» GOAL OF THE EXERCISE
Find every line of the listing below where "USDT" appears, and copy it.

» DATA TO USE
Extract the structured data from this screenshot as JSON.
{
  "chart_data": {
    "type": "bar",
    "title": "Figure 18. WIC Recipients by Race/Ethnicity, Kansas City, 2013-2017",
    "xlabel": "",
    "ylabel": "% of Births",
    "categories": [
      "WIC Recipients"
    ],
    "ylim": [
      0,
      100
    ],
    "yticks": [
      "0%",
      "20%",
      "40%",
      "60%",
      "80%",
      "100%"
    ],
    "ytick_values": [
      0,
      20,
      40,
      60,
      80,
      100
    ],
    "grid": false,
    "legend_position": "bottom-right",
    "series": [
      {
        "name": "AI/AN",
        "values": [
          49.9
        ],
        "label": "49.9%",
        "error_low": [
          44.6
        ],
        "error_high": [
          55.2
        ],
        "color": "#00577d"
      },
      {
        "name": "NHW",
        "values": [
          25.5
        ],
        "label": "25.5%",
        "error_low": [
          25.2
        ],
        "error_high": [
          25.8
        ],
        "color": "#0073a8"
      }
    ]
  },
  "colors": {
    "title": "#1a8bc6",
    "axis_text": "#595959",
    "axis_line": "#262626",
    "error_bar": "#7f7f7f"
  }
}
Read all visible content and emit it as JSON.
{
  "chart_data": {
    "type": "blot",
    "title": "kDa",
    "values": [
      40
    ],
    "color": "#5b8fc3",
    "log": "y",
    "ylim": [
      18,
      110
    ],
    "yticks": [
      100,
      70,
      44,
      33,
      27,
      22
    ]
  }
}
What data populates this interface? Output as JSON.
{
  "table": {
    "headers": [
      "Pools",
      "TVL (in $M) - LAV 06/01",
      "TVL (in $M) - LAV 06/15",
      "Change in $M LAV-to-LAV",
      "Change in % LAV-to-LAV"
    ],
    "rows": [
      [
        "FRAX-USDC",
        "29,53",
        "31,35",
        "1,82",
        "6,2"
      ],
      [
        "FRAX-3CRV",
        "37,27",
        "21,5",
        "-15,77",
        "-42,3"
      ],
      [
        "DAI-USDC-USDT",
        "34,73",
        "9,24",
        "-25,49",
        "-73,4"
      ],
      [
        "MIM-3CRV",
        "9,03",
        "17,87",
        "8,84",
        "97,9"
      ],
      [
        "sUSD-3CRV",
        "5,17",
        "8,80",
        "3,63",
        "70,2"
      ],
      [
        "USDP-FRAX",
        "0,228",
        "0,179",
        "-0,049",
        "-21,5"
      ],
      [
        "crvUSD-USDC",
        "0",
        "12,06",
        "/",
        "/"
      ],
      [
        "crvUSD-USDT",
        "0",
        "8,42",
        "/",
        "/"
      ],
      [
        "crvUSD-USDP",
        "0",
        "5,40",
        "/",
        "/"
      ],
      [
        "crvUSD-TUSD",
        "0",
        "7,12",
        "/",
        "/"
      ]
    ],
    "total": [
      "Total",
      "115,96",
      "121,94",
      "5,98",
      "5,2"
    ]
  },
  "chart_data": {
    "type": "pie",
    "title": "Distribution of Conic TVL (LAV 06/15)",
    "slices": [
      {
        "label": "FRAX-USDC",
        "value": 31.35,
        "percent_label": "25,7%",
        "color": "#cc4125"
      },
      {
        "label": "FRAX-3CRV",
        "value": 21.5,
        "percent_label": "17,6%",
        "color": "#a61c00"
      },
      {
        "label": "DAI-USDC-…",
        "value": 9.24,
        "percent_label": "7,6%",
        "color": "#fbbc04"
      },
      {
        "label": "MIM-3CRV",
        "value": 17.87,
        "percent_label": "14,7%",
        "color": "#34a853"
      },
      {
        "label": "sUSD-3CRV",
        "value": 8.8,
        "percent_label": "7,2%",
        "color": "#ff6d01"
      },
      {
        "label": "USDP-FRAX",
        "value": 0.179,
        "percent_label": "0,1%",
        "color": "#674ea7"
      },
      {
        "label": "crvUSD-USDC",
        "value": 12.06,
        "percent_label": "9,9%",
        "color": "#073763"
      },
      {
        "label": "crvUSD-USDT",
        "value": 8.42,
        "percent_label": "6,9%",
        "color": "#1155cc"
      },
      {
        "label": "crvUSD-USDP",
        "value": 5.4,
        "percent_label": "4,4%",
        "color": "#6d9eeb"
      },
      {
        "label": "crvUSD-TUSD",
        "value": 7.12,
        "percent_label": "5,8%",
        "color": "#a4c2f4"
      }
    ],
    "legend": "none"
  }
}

» SOLUTION
        "DAI-USDC-USDT",
        "crvUSD-USDT",
        "label": "crvUSD-USDT",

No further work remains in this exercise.